## Layout annotation records
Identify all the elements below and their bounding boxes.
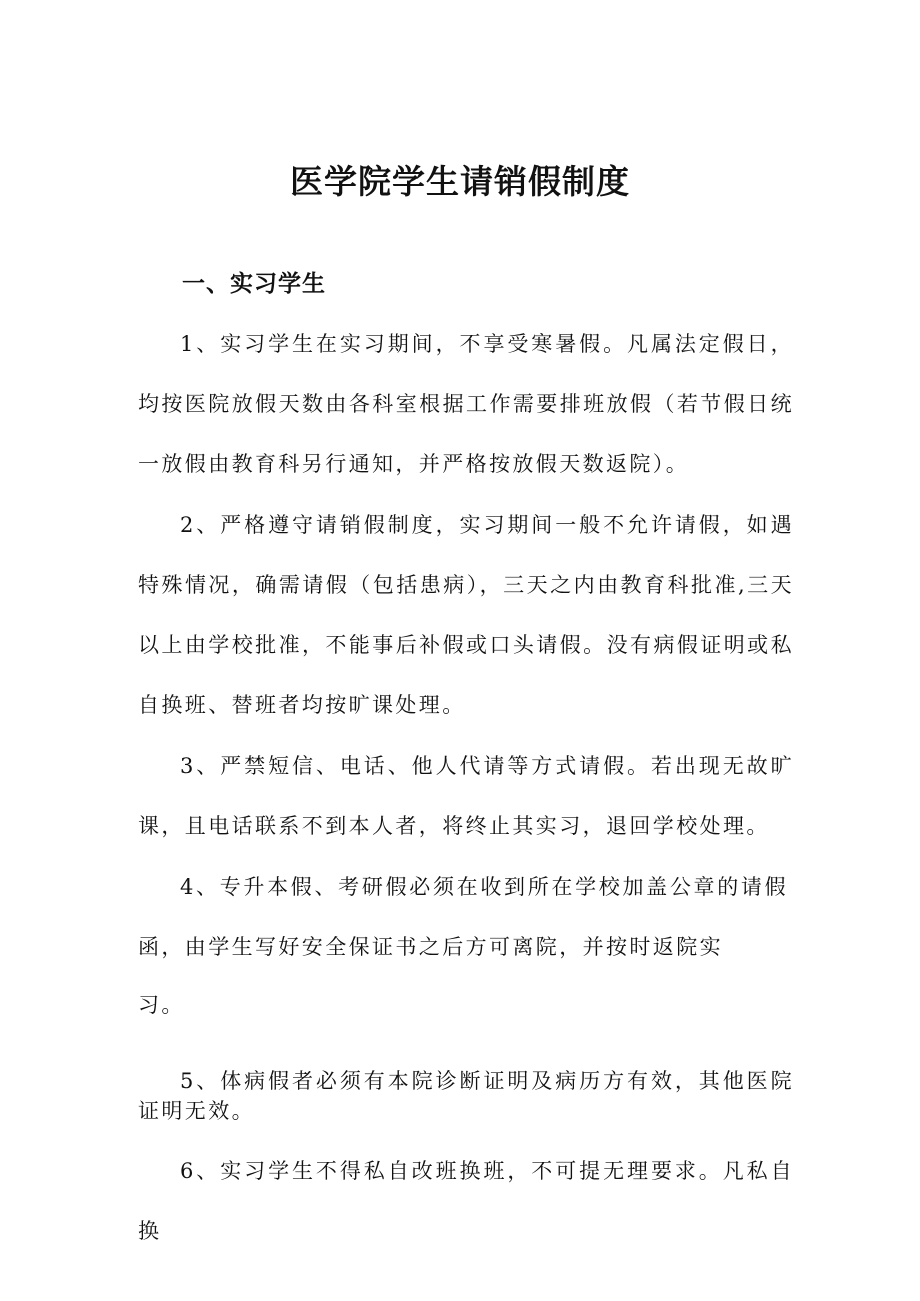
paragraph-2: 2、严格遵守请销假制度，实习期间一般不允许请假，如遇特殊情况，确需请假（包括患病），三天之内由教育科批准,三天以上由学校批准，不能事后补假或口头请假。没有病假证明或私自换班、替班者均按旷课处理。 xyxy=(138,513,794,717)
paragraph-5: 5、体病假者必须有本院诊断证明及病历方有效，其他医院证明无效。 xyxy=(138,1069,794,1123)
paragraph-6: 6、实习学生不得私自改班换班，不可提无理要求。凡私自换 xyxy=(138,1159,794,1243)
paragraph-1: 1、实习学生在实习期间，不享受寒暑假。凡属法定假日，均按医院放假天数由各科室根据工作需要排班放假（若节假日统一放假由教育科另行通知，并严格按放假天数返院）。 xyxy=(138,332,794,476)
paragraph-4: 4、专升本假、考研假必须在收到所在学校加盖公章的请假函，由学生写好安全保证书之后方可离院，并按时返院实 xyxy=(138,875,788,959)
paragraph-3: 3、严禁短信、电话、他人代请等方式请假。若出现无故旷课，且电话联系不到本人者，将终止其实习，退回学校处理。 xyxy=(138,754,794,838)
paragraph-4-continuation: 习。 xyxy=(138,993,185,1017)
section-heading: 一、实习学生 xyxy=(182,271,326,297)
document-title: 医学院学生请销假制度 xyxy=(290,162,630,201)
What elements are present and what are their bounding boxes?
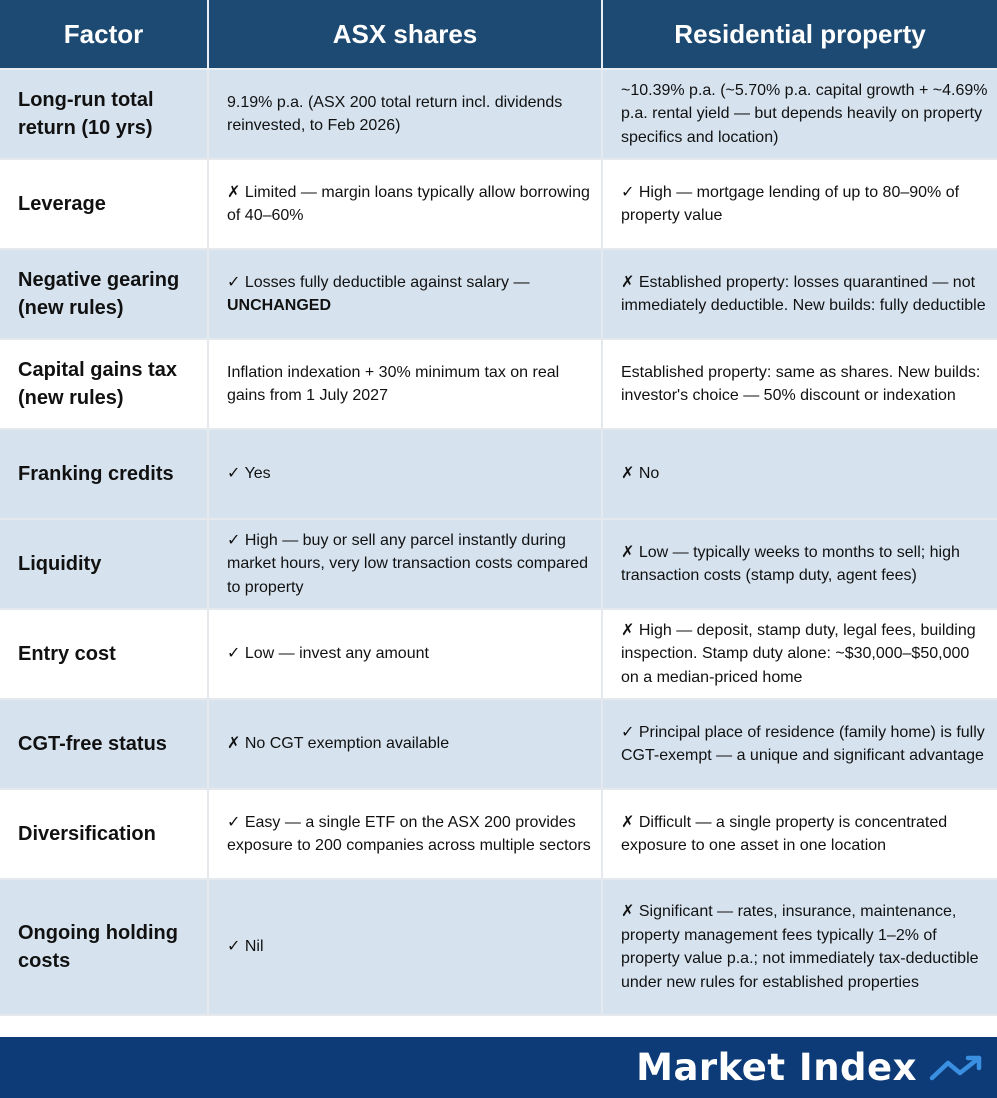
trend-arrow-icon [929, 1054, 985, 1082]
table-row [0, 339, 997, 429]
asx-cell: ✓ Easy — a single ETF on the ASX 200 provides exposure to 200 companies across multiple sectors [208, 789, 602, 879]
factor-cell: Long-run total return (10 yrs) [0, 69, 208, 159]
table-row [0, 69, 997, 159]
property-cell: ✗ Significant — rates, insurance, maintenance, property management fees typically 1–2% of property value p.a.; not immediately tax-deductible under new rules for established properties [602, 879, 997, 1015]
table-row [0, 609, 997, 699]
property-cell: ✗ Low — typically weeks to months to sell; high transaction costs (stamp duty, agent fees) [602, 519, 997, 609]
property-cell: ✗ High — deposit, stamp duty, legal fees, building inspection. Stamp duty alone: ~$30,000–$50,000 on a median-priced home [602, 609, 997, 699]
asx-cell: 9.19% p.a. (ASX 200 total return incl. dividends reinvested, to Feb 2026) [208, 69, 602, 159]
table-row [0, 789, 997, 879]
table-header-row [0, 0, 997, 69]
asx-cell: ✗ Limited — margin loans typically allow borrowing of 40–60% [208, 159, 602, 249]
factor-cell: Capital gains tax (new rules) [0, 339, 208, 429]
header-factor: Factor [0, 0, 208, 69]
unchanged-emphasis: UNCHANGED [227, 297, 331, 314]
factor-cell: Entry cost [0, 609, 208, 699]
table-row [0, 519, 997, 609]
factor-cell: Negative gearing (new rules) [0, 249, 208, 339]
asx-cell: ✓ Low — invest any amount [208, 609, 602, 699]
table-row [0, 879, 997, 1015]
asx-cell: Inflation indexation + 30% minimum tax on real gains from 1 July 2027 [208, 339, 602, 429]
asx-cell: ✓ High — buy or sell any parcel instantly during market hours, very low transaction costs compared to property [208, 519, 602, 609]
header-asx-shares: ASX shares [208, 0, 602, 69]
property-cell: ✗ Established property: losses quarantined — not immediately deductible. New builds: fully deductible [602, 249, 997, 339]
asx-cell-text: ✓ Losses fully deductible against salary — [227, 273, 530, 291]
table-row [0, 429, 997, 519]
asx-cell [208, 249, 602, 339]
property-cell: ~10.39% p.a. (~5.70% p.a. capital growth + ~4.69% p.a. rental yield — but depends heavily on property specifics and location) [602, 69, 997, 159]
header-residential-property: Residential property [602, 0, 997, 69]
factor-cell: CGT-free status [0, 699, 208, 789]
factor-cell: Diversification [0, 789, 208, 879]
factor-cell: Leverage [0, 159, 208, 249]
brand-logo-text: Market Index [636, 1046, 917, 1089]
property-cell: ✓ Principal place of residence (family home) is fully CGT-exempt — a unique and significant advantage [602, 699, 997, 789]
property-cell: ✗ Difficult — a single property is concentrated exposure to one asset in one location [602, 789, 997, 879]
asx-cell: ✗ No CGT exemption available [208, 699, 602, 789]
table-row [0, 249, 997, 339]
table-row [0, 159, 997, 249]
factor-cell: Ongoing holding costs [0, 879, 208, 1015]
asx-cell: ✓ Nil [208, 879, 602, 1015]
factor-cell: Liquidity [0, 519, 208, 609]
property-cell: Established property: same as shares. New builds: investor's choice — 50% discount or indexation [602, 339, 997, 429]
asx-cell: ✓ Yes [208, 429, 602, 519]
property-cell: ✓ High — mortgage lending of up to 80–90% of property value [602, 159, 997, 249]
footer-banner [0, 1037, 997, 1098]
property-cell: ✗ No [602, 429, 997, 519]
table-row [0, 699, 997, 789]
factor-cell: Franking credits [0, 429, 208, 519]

---

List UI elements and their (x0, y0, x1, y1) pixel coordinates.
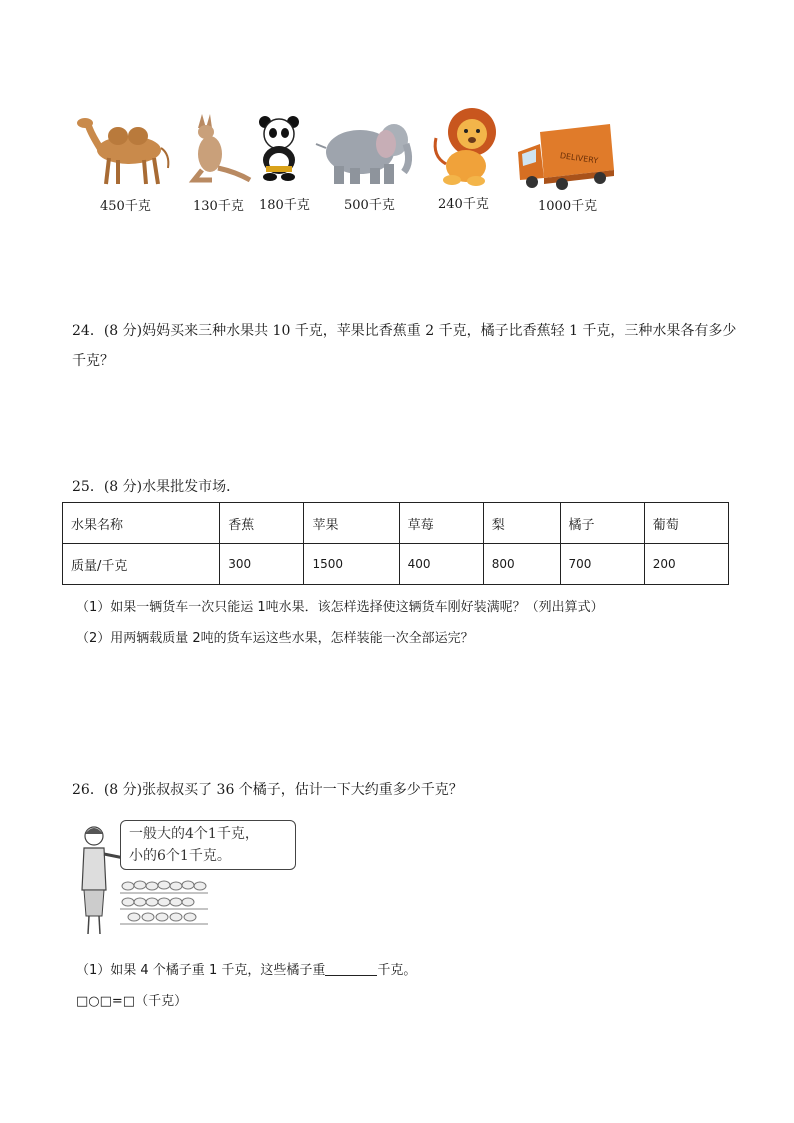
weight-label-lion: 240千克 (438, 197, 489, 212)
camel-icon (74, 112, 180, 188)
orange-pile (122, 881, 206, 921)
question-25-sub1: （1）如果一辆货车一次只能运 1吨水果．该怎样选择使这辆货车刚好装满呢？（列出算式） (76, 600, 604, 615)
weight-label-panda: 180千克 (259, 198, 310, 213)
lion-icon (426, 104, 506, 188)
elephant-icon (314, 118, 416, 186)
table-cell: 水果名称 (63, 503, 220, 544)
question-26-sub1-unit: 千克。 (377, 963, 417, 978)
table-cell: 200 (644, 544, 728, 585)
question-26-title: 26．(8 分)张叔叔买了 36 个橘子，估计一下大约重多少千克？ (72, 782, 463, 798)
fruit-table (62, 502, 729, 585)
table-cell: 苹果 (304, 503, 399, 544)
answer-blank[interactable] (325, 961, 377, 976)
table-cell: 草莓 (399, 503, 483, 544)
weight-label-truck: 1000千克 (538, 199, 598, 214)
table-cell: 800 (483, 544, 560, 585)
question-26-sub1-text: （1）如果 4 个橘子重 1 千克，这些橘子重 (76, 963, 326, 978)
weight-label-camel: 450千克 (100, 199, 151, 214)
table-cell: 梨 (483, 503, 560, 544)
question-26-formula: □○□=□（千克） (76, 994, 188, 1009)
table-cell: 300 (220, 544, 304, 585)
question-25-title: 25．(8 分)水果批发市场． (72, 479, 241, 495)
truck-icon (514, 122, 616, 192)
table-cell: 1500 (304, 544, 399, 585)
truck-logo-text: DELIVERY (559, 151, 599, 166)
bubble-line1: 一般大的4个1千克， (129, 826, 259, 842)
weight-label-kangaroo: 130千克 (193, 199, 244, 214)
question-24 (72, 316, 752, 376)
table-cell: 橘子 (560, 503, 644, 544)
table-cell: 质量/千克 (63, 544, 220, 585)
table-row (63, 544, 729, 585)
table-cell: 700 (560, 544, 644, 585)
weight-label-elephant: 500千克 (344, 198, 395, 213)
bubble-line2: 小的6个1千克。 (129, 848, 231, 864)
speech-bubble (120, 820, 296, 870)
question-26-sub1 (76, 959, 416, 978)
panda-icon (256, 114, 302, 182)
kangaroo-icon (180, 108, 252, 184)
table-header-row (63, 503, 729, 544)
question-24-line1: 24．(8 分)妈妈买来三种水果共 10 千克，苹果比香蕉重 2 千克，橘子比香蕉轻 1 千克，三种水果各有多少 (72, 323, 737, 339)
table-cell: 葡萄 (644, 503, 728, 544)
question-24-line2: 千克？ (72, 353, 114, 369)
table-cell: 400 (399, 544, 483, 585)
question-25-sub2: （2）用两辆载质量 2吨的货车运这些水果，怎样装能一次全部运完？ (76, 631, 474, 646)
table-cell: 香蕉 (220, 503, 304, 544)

## Set exercise
Please update the part of the records that opens with the line containing "weight-label-lion: 240千克 (438, 197, 489, 212)" and closes with the line containing "table-cell: 300 (220, 544, 304, 585)", changing every "table-cell" to "grid-cell" and leaving all else as it is. Return only those lines.

## Final result
weight-label-lion: 240千克 (438, 197, 489, 212)
camel-icon (74, 112, 180, 188)
orange-pile (122, 881, 206, 921)
question-25-sub1: （1）如果一辆货车一次只能运 1吨水果．该怎样选择使这辆货车刚好装满呢？（列出算式） (76, 600, 604, 615)
weight-label-panda: 180千克 (259, 198, 310, 213)
lion-icon (426, 104, 506, 188)
elephant-icon (314, 118, 416, 186)
grid-cell: 水果名称 (63, 503, 220, 544)
question-26-sub1-unit: 千克。 (377, 963, 417, 978)
grid-cell: 200 (644, 544, 728, 585)
question-26-title: 26．(8 分)张叔叔买了 36 个橘子，估计一下大约重多少千克？ (72, 782, 463, 798)
fruit-table (62, 502, 729, 585)
grid-cell: 苹果 (304, 503, 399, 544)
answer-blank[interactable] (325, 961, 377, 976)
grid-cell: 草莓 (399, 503, 483, 544)
weight-label-truck: 1000千克 (538, 199, 598, 214)
grid-cell: 800 (483, 544, 560, 585)
question-26-sub1-text: （1）如果 4 个橘子重 1 千克，这些橘子重 (76, 963, 326, 978)
weight-label-camel: 450千克 (100, 199, 151, 214)
grid-cell: 梨 (483, 503, 560, 544)
question-26-formula: □○□=□（千克） (76, 994, 188, 1009)
grid-cell: 300 (220, 544, 304, 585)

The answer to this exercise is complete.